# [WHAT THIS TASK INVOLVES]
In the entries below, how many lines hold the string "Analysis"? Give only the number.

# [PROVIDED INFORMATION]
┄┄┄┄┄┄┄┄┄┄
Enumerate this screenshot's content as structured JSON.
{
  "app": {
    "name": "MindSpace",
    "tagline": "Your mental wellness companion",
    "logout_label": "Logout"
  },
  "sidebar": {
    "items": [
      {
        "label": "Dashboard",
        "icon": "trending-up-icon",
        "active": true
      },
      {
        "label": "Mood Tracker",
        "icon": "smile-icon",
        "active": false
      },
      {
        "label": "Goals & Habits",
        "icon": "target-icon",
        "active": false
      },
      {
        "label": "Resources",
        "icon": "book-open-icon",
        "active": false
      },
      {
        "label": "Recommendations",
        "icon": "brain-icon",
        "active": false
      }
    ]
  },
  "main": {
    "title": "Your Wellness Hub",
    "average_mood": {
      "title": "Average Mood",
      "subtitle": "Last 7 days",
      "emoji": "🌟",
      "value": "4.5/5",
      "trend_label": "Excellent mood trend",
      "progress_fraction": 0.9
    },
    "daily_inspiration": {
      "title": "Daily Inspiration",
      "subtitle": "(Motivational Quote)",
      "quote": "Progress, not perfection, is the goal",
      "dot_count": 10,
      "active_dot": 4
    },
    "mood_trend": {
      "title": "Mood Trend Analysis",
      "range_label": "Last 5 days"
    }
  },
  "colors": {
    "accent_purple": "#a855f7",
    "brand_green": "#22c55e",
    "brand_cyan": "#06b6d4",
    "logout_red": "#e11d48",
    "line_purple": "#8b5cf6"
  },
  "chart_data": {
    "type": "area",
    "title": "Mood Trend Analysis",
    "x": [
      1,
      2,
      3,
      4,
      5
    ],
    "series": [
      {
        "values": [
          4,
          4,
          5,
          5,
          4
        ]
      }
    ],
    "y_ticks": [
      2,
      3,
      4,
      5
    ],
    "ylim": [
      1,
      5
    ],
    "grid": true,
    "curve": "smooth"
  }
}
┄┄┄┄┄┄┄┄┄┄
# [FULL ANSWER]
2